- **Task prompt**: With the pictures left out, copy the listing below exactly.
════
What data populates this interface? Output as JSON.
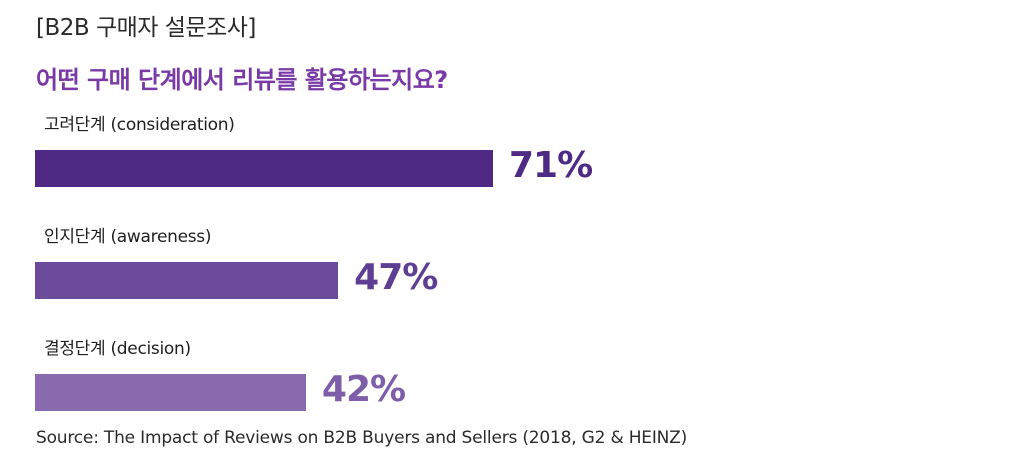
{
  "header": {
    "tag": "[B2B 구매자 설문조사]"
  },
  "question": "어떤 구매 단계에서 리뷰를 활용하는지요?",
  "source": "Source: The Impact of Reviews on B2B Buyers and Sellers (2018, G2 & HEINZ)",
  "chart_data": {
    "type": "bar",
    "orientation": "horizontal",
    "title": "어떤 구매 단계에서 리뷰를 활용하는지요?",
    "categories": [
      "고려단계 (consideration)",
      "인지단계 (awareness)",
      "결정단계 (decision)"
    ],
    "values": [
      71,
      47,
      42
    ],
    "value_labels": [
      "71%",
      "47%",
      "42%"
    ],
    "unit": "%",
    "xlim": [
      0,
      100
    ],
    "grid": false,
    "colors": [
      "#4e2a85",
      "#6c4a9a",
      "#8a6aaf"
    ],
    "label_colors": [
      "#4e2a85",
      "#5e3e93",
      "#7e5ea8"
    ]
  }
}
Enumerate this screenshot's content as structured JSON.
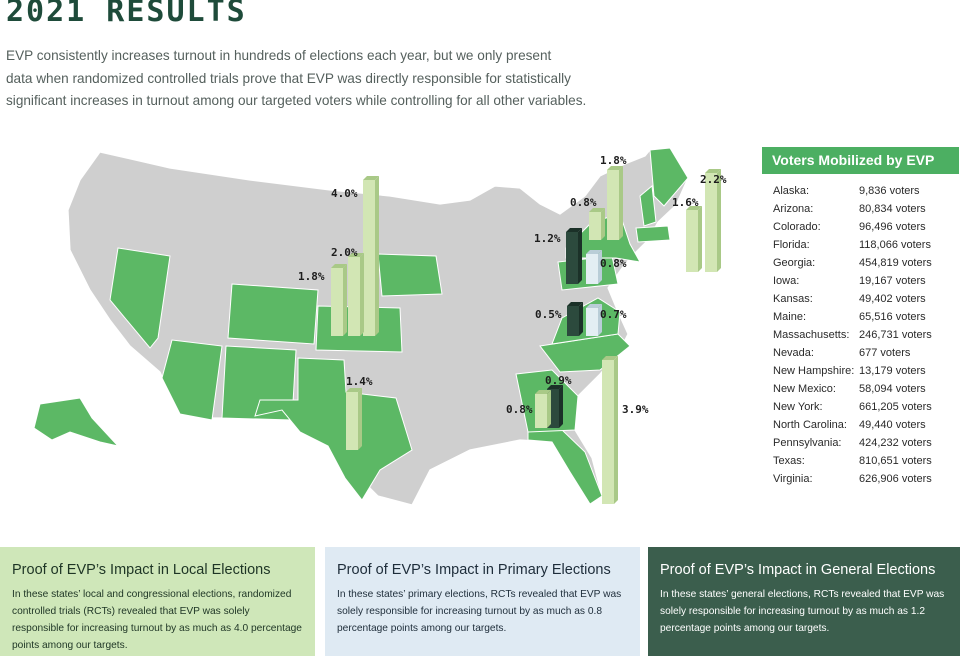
{
  "title": "2021 RESULTS",
  "intro": [
    "EVP consistently increases turnout in hundreds of elections each year, but we only present",
    "data when randomized controlled trials prove that EVP was directly responsible for statistically",
    "significant increases in turnout among our targeted voters while controlling for all other variables."
  ],
  "colors": {
    "highlight_state": "#5cb865",
    "other_state": "#cfcfcf",
    "local_bar": "#d2e6b4",
    "primary_bar": "#e3eef3",
    "general_bar": "#2c4a3d",
    "header": "#4caf62",
    "title": "#1e4b3a"
  },
  "map_bars": [
    {
      "state": "Iowa/Kansas group",
      "label": "4.0%",
      "type": "local"
    },
    {
      "state": "Iowa/Kansas group",
      "label": "2.0%",
      "type": "local"
    },
    {
      "state": "Iowa/Kansas group",
      "label": "1.8%",
      "type": "local"
    },
    {
      "state": "Texas",
      "label": "1.4%",
      "type": "local"
    },
    {
      "state": "Maine",
      "label": "1.8%",
      "type": "local"
    },
    {
      "state": "New Hampshire",
      "label": "0.8%",
      "type": "local"
    },
    {
      "state": "Massachusetts",
      "label": "2.2%",
      "type": "local"
    },
    {
      "state": "Massachusetts",
      "label": "1.6%",
      "type": "local"
    },
    {
      "state": "Pennsylvania/New York",
      "label": "1.2%",
      "type": "general"
    },
    {
      "state": "Pennsylvania/New York",
      "label": "0.8%",
      "type": "primary"
    },
    {
      "state": "Virginia",
      "label": "0.5%",
      "type": "general"
    },
    {
      "state": "Virginia",
      "label": "0.7%",
      "type": "primary"
    },
    {
      "state": "Georgia",
      "label": "0.9%",
      "type": "general"
    },
    {
      "state": "Georgia",
      "label": "0.8%",
      "type": "local"
    },
    {
      "state": "Florida",
      "label": "3.9%",
      "type": "local"
    }
  ],
  "panel": {
    "title": "Voters Mobilized by EVP",
    "rows": [
      {
        "state": "Alaska:",
        "voters": "9,836 voters"
      },
      {
        "state": "Arizona:",
        "voters": "80,834 voters"
      },
      {
        "state": "Colorado:",
        "voters": "96,496 voters"
      },
      {
        "state": "Florida:",
        "voters": "118,066 voters"
      },
      {
        "state": "Georgia:",
        "voters": "454,819 voters"
      },
      {
        "state": "Iowa:",
        "voters": "19,167 voters"
      },
      {
        "state": "Kansas:",
        "voters": "49,402 voters"
      },
      {
        "state": "Maine:",
        "voters": "65,516 voters"
      },
      {
        "state": "Massachusetts:",
        "voters": "246,731 voters"
      },
      {
        "state": "Nevada:",
        "voters": "677 voters"
      },
      {
        "state": "New Hampshire:",
        "voters": "13,179 voters"
      },
      {
        "state": "New Mexico:",
        "voters": "58,094 voters"
      },
      {
        "state": "New York:",
        "voters": "661,205 voters"
      },
      {
        "state": "North Carolina:",
        "voters": "49,440 voters"
      },
      {
        "state": "Pennsylvania:",
        "voters": "424,232 voters"
      },
      {
        "state": "Texas:",
        "voters": "810,651 voters"
      },
      {
        "state": "Virginia:",
        "voters": "626,906 voters"
      }
    ]
  },
  "cards": {
    "local": {
      "title": "Proof of EVP’s Impact in Local Elections",
      "body": "In these states’ local and congressional elections, randomized controlled trials (RCTs) revealed that EVP was solely responsible for increasing turnout by as much as 4.0 percentage points among our targets."
    },
    "primary": {
      "title": "Proof of EVP’s Impact in Primary Elections",
      "body": "In these states’ primary elections, RCTs revealed that EVP was solely responsible for increasing turnout by as much as 0.8 percentage points among our targets."
    },
    "general": {
      "title": "Proof of EVP’s Impact in General Elections",
      "body": "In these states’ general elections, RCTs revealed that EVP was solely responsible for increasing turnout by as much as 1.2 percentage points among our targets."
    }
  }
}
════
- **Answer to the task**:
What data populates this interface? Output as JSON.
{
  "header": {
    "tag": "[B2B 구매자 설문조사]"
  },
  "question": "어떤 구매 단계에서 리뷰를 활용하는지요?",
  "source": "Source: The Impact of Reviews on B2B Buyers and Sellers (2018, G2 & HEINZ)",
  "chart_data": {
    "type": "bar",
    "orientation": "horizontal",
    "title": "어떤 구매 단계에서 리뷰를 활용하는지요?",
    "categories": [
      "고려단계 (consideration)",
      "인지단계 (awareness)",
      "결정단계 (decision)"
    ],
    "values": [
      71,
      47,
      42
    ],
    "value_labels": [
      "71%",
      "47%",
      "42%"
    ],
    "unit": "%",
    "xlim": [
      0,
      100
    ],
    "grid": false,
    "colors": [
      "#4e2a85",
      "#6c4a9a",
      "#8a6aaf"
    ],
    "label_colors": [
      "#4e2a85",
      "#5e3e93",
      "#7e5ea8"
    ]
  }
}
Enumerate this screenshot's content as structured JSON.
{
  "title": "2021 RESULTS",
  "intro": [
    "EVP consistently increases turnout in hundreds of elections each year, but we only present",
    "data when randomized controlled trials prove that EVP was directly responsible for statistically",
    "significant increases in turnout among our targeted voters while controlling for all other variables."
  ],
  "colors": {
    "highlight_state": "#5cb865",
    "other_state": "#cfcfcf",
    "local_bar": "#d2e6b4",
    "primary_bar": "#e3eef3",
    "general_bar": "#2c4a3d",
    "header": "#4caf62",
    "title": "#1e4b3a"
  },
  "map_bars": [
    {
      "state": "Iowa/Kansas group",
      "label": "4.0%",
      "type": "local"
    },
    {
      "state": "Iowa/Kansas group",
      "label": "2.0%",
      "type": "local"
    },
    {
      "state": "Iowa/Kansas group",
      "label": "1.8%",
      "type": "local"
    },
    {
      "state": "Texas",
      "label": "1.4%",
      "type": "local"
    },
    {
      "state": "Maine",
      "label": "1.8%",
      "type": "local"
    },
    {
      "state": "New Hampshire",
      "label": "0.8%",
      "type": "local"
    },
    {
      "state": "Massachusetts",
      "label": "2.2%",
      "type": "local"
    },
    {
      "state": "Massachusetts",
      "label": "1.6%",
      "type": "local"
    },
    {
      "state": "Pennsylvania/New York",
      "label": "1.2%",
      "type": "general"
    },
    {
      "state": "Pennsylvania/New York",
      "label": "0.8%",
      "type": "primary"
    },
    {
      "state": "Virginia",
      "label": "0.5%",
      "type": "general"
    },
    {
      "state": "Virginia",
      "label": "0.7%",
      "type": "primary"
    },
    {
      "state": "Georgia",
      "label": "0.9%",
      "type": "general"
    },
    {
      "state": "Georgia",
      "label": "0.8%",
      "type": "local"
    },
    {
      "state": "Florida",
      "label": "3.9%",
      "type": "local"
    }
  ],
  "panel": {
    "title": "Voters Mobilized by EVP",
    "rows": [
      {
        "state": "Alaska:",
        "voters": "9,836 voters"
      },
      {
        "state": "Arizona:",
        "voters": "80,834 voters"
      },
      {
        "state": "Colorado:",
        "voters": "96,496 voters"
      },
      {
        "state": "Florida:",
        "voters": "118,066 voters"
      },
      {
        "state": "Georgia:",
        "voters": "454,819 voters"
      },
      {
        "state": "Iowa:",
        "voters": "19,167 voters"
      },
      {
        "state": "Kansas:",
        "voters": "49,402 voters"
      },
      {
        "state": "Maine:",
        "voters": "65,516 voters"
      },
      {
        "state": "Massachusetts:",
        "voters": "246,731 voters"
      },
      {
        "state": "Nevada:",
        "voters": "677 voters"
      },
      {
        "state": "New Hampshire:",
        "voters": "13,179 voters"
      },
      {
        "state": "New Mexico:",
        "voters": "58,094 voters"
      },
      {
        "state": "New York:",
        "voters": "661,205 voters"
      },
      {
        "state": "North Carolina:",
        "voters": "49,440 voters"
      },
      {
        "state": "Pennsylvania:",
        "voters": "424,232 voters"
      },
      {
        "state": "Texas:",
        "voters": "810,651 voters"
      },
      {
        "state": "Virginia:",
        "voters": "626,906 voters"
      }
    ]
  },
  "cards": {
    "local": {
      "title": "Proof of EVP’s Impact in Local Elections",
      "body": "In these states’ local and congressional elections, randomized controlled trials (RCTs) revealed that EVP was solely responsible for increasing turnout by as much as 4.0 percentage points among our targets."
    },
    "primary": {
      "title": "Proof of EVP’s Impact in Primary Elections",
      "body": "In these states’ primary elections, RCTs revealed that EVP was solely responsible for increasing turnout by as much as 0.8 percentage points among our targets."
    },
    "general": {
      "title": "Proof of EVP’s Impact in General Elections",
      "body": "In these states’ general elections, RCTs revealed that EVP was solely responsible for increasing turnout by as much as 1.2 percentage points among our targets."
    }
  }
}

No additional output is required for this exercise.